Exercise objective: Convert the records in the part that opens with the line containing "Patent image size: (994, 709)." and closes with the line containing "The vehicle 400 is at (541, 433)." into a two-column CSV with the headers text and answer. Give one row per record, with each field in quotation marks and any line breaks replaced by spaces.

Data lines:
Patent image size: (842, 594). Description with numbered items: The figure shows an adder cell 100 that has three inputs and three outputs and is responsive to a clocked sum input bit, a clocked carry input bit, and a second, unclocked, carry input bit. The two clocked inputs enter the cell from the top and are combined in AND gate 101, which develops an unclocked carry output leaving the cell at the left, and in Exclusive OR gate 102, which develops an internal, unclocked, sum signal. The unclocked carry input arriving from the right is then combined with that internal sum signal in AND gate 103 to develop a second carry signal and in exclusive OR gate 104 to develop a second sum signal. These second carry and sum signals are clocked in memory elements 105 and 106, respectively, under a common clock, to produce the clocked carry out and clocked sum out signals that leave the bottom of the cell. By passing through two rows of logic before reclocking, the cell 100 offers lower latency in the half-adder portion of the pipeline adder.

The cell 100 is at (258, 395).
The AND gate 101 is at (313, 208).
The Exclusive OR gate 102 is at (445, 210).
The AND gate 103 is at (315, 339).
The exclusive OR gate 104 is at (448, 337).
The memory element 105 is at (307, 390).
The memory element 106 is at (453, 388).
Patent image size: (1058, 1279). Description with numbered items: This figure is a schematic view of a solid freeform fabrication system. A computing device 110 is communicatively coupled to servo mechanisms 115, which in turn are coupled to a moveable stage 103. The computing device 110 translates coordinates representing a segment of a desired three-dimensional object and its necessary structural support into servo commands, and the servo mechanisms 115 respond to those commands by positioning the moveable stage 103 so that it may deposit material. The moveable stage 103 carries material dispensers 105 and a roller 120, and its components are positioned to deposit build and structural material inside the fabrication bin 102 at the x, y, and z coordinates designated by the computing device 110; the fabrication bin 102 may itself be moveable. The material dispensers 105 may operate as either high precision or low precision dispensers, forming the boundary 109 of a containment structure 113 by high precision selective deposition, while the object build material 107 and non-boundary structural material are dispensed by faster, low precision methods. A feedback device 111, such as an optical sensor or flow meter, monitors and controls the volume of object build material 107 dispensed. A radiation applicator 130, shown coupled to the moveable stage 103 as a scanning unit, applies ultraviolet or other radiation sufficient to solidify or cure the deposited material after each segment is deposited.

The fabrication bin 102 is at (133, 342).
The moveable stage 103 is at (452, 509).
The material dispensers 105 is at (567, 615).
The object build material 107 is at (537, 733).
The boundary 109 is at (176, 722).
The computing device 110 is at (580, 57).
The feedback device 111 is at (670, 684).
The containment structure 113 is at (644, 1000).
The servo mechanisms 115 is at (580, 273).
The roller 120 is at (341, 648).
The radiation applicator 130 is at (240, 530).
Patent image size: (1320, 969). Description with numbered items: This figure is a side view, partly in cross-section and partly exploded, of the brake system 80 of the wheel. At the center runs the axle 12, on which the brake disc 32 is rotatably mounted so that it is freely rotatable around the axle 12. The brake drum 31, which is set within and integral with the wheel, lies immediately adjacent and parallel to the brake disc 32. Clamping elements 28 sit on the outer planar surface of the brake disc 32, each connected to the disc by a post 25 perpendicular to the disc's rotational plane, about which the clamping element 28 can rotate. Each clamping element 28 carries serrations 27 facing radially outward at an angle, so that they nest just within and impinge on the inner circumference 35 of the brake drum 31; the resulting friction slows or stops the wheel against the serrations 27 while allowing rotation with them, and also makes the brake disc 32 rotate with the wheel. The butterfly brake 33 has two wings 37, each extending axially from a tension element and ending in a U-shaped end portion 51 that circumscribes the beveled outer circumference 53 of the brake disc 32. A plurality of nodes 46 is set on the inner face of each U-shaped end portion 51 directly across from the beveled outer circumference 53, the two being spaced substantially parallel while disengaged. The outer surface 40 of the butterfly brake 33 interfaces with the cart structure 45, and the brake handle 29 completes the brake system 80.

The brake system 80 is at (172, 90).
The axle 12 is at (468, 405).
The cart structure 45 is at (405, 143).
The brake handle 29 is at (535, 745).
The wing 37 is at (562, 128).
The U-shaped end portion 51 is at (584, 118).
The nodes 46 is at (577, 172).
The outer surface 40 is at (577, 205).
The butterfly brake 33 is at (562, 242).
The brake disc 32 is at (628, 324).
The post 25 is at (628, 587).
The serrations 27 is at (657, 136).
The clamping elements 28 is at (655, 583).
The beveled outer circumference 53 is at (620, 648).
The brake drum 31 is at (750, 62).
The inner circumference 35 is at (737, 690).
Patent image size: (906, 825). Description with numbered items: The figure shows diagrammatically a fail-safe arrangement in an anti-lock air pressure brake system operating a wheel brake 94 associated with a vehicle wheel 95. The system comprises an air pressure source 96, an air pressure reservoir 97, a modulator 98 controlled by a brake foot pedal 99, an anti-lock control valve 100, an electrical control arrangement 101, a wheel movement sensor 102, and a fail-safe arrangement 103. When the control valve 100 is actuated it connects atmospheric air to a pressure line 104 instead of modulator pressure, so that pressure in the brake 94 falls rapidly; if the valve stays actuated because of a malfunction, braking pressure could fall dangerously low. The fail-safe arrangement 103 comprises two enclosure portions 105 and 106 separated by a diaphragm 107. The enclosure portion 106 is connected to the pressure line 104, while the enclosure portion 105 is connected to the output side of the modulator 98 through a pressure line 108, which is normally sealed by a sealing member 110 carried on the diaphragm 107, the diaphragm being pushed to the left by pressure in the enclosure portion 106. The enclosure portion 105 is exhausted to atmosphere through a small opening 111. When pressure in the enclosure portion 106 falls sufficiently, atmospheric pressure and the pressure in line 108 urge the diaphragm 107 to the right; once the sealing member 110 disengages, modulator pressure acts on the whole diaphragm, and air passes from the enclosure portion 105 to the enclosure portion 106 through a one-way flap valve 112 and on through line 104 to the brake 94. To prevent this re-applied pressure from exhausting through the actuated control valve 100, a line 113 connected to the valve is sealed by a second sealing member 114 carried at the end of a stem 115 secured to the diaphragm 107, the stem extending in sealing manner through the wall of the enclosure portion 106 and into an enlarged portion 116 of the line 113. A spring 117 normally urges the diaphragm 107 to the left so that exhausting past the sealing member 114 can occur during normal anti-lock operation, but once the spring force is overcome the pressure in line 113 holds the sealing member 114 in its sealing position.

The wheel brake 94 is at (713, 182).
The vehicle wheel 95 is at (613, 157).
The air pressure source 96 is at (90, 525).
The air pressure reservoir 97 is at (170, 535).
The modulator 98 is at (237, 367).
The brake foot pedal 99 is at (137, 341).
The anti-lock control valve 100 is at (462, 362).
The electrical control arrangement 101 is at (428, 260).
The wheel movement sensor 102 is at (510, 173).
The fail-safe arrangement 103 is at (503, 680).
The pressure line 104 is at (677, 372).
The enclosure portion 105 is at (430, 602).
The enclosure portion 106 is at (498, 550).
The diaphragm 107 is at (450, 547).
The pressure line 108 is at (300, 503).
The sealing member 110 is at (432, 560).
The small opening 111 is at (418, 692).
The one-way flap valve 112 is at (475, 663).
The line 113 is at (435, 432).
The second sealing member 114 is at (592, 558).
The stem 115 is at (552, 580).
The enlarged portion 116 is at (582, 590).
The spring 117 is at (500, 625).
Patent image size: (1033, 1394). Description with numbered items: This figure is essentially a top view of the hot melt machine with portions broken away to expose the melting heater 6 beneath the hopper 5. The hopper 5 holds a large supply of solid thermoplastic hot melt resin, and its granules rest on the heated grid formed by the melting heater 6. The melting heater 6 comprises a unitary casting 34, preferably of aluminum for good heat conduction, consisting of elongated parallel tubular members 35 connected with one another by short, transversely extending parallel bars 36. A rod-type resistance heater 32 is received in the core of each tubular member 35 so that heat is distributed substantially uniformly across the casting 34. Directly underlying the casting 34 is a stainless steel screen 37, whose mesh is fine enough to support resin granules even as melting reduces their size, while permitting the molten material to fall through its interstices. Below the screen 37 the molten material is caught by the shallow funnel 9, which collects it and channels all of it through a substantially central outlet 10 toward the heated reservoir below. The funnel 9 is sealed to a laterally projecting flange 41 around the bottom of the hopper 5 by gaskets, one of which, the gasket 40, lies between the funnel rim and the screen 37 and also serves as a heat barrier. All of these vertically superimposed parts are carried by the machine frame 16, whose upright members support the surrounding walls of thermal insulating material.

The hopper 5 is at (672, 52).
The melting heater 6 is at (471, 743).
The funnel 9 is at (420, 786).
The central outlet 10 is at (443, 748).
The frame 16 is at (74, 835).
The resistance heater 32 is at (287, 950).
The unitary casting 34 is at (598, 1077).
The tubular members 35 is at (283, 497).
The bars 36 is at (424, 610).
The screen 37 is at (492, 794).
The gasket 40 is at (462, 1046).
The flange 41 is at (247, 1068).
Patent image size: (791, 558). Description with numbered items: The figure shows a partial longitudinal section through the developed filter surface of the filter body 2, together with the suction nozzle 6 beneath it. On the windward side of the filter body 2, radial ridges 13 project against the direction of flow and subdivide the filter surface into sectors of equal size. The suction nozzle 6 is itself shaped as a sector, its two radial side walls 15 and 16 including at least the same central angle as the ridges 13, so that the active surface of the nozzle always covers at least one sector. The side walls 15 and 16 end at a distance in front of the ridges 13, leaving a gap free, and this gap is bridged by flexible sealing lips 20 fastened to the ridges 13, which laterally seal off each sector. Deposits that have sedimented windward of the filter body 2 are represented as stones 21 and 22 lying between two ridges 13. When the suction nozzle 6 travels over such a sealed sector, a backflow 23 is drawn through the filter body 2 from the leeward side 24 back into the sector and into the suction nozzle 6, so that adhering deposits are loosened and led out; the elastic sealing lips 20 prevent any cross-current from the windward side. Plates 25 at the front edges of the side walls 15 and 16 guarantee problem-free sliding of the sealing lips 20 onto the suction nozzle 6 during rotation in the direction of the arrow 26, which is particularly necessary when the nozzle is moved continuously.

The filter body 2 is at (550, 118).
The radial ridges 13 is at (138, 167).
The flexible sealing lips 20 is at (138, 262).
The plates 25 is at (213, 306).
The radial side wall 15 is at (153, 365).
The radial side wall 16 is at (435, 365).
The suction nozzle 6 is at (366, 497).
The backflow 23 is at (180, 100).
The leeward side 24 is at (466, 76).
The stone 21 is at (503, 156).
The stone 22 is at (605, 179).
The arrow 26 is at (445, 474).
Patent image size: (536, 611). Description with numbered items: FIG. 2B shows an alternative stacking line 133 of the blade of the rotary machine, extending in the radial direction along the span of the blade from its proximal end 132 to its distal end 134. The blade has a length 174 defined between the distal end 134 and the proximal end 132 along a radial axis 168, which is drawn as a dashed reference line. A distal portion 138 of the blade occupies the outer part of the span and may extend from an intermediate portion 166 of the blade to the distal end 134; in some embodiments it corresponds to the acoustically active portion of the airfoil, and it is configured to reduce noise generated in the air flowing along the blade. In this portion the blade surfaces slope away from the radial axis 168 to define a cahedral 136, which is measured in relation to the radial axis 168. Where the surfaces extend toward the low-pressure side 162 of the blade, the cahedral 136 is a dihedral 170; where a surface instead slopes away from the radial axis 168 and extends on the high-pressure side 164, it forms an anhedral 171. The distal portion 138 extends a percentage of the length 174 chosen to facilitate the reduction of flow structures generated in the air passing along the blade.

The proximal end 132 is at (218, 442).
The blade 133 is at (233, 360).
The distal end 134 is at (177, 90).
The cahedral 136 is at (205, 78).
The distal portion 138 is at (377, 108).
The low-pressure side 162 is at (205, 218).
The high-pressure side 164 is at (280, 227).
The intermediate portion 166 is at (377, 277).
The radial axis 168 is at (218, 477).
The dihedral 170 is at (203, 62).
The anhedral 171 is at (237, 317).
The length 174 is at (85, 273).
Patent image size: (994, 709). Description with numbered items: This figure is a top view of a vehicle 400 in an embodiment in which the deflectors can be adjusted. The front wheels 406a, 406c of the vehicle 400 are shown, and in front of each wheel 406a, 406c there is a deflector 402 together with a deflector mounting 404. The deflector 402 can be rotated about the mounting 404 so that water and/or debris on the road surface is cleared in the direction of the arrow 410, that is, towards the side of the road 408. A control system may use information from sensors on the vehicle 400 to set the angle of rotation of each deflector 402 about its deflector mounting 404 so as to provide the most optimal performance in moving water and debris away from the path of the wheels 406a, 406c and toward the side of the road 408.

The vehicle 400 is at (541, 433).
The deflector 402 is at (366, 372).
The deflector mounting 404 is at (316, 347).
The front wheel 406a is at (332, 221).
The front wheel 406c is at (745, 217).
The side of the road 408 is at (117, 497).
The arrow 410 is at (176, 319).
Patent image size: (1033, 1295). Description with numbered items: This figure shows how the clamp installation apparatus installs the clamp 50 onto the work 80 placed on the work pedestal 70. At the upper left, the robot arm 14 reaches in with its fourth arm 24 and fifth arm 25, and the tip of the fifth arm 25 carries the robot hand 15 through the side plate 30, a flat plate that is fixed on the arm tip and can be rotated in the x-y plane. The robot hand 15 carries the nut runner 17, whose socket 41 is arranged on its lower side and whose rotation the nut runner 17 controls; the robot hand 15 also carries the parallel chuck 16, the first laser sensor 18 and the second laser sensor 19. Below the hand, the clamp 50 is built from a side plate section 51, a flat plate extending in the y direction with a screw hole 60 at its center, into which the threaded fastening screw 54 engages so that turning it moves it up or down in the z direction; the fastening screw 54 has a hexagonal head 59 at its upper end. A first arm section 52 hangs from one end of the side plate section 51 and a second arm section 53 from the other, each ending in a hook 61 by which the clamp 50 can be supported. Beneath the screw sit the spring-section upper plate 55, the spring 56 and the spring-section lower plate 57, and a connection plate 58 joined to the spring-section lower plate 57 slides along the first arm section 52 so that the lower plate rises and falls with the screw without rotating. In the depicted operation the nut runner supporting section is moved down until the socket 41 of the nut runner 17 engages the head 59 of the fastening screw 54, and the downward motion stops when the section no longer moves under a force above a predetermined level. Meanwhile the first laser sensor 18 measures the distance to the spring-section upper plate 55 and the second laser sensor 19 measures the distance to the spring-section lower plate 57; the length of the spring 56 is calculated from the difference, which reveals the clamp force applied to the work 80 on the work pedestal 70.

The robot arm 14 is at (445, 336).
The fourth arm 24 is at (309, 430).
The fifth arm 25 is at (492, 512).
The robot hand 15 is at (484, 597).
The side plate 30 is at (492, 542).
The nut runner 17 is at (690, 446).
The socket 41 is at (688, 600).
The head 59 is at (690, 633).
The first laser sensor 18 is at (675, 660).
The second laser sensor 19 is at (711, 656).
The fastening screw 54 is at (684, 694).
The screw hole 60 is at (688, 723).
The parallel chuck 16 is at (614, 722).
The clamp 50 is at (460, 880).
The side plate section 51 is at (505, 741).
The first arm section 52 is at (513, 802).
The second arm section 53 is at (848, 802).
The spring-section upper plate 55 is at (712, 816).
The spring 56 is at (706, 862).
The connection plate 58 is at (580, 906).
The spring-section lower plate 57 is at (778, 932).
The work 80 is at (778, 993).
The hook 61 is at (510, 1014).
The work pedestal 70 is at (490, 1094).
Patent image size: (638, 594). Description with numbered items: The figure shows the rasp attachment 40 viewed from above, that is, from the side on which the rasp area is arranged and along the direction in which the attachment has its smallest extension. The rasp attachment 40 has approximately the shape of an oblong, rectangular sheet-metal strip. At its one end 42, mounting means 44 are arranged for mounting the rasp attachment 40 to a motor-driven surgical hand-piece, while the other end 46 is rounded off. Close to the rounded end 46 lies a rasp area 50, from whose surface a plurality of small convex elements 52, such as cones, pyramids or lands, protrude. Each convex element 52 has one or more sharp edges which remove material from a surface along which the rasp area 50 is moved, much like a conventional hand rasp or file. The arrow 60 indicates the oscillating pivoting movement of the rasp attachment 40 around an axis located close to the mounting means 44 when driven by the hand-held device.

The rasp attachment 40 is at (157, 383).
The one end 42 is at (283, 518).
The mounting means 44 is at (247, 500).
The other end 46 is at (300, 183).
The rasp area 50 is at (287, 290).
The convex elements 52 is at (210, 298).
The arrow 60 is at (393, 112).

Reply to the exercise:
text,answer
"Patent image size: (994, 709). Description with numbered items: This figure is a top view of a vehicle 400 in an embodiment in which the deflectors can be adjusted. The front wheels 406a, 406c of the vehicle 400 are shown, and in front of each wheel 406a, 406c there is a deflector 402 together with a deflector mounting 404. The deflector 402 can be rotated about the mounting 404 so that water and/or debris on the road surface is cleared in the direction of the arrow 410, that is, towards the side of the road 408. A control system may use information from sensors on the vehicle 400 to set the angle of rotation of each deflector 402 about its deflector mounting 404 so as to provide the most optimal performance in moving water and debris away from the path of the wheels 406a, 406c and toward the side of the road 408.","The vehicle 400 is at (541, 433)."